* [Your instructions]: Check every line of the entries that follow, and copy the ones containing "Name".

* [Material provided]:
§ §

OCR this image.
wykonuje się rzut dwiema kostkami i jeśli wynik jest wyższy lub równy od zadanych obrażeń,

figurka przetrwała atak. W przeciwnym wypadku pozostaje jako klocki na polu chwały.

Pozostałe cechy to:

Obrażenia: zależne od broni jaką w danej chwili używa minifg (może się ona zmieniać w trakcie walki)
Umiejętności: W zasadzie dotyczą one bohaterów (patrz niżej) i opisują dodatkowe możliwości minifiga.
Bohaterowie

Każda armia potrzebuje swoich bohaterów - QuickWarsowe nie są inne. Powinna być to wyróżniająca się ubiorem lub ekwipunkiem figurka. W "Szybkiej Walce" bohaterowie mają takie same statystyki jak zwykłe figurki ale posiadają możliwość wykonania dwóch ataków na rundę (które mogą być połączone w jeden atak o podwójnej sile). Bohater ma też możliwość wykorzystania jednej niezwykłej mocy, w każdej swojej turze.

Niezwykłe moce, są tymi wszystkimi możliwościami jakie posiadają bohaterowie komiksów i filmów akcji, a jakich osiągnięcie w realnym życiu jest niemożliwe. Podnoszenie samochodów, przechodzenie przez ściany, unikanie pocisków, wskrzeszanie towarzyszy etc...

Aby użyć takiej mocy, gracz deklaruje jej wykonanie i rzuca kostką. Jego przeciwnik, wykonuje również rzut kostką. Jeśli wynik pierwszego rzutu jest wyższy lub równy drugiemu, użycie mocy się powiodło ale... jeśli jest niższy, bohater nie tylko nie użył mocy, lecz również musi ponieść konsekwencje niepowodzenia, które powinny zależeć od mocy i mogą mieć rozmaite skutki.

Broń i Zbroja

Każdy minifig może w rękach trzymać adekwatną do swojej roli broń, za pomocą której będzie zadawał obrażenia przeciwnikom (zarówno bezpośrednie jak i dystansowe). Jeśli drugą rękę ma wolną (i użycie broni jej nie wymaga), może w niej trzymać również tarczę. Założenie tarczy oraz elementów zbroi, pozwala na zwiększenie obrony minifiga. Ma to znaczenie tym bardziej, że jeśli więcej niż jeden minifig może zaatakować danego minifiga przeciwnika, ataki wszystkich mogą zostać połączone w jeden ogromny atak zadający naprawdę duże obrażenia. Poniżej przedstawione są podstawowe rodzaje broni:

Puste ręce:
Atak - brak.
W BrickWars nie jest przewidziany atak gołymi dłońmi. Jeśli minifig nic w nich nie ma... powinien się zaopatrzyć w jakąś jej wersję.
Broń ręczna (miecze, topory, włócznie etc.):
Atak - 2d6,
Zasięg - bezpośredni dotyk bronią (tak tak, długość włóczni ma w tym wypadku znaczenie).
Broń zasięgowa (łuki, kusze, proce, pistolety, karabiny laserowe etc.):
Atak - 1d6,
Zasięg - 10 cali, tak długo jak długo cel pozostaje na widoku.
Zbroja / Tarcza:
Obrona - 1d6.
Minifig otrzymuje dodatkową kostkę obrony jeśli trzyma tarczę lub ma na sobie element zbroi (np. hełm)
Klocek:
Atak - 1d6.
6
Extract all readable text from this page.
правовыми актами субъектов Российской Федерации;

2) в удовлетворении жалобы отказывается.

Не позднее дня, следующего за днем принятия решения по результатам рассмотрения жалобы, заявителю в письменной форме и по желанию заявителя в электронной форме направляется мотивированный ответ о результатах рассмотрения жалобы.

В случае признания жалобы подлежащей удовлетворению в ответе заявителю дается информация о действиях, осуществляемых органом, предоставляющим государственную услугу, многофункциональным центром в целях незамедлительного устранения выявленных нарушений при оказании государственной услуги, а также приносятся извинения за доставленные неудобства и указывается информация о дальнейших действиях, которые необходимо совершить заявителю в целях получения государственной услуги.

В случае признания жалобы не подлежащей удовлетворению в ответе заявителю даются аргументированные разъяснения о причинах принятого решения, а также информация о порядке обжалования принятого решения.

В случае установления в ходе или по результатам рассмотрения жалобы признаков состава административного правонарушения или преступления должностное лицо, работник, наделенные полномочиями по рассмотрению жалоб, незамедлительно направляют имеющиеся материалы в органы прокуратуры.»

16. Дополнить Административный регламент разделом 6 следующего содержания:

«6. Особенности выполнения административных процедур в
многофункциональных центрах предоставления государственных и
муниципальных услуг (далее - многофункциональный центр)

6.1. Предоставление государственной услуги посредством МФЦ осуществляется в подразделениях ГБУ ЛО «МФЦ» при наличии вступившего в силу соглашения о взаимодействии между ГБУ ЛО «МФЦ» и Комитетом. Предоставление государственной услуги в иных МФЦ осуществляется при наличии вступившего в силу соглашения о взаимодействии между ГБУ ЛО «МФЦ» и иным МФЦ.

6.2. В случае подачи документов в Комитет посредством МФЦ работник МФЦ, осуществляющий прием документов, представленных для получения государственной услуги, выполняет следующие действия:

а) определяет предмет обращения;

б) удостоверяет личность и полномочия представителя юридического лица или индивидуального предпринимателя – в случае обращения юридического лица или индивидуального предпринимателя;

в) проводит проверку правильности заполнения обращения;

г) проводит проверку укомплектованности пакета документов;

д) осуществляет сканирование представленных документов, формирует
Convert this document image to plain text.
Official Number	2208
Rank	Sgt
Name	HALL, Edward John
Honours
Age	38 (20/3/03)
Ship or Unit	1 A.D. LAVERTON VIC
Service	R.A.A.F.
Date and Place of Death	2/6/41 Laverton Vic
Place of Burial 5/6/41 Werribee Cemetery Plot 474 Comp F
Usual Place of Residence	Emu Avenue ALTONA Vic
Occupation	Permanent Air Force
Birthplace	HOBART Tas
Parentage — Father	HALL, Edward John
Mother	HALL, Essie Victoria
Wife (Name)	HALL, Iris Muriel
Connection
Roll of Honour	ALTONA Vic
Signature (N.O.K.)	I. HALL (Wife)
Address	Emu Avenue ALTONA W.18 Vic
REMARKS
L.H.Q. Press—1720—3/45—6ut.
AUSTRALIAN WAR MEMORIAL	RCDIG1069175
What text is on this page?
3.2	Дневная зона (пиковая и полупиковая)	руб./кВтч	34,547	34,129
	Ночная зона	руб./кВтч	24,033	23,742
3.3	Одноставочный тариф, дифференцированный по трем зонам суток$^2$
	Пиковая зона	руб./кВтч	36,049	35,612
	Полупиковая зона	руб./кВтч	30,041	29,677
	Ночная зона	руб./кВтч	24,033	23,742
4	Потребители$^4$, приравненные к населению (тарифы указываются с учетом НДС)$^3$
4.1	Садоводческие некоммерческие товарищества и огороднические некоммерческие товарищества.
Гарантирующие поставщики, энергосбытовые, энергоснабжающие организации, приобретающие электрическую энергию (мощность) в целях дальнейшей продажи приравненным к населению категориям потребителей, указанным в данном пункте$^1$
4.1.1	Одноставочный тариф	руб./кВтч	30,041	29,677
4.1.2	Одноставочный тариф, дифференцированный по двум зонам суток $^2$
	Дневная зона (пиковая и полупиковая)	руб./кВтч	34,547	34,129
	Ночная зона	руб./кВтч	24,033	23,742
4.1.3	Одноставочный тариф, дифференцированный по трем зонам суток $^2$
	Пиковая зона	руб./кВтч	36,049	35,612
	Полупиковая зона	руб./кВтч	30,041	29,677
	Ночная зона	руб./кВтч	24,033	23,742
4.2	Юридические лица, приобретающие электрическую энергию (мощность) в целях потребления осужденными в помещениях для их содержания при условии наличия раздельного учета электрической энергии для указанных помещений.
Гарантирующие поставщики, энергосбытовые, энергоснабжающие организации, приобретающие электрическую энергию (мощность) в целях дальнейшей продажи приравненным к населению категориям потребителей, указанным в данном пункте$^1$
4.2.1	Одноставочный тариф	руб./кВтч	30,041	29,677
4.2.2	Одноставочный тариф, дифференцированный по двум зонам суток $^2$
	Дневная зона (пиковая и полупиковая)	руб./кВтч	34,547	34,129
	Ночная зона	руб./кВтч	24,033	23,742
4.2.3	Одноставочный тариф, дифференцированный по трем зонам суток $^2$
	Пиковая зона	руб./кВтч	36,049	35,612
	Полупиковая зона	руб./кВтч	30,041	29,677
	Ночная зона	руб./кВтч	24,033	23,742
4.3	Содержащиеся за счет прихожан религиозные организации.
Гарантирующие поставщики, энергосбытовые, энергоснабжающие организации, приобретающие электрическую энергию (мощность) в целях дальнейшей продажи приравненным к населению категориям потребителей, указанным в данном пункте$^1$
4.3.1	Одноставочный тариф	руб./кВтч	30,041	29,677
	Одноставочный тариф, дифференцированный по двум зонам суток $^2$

§ §

* [Answer for the task]:
Name	HALL, Edward John
Wife (Name)	HALL, Iris Muriel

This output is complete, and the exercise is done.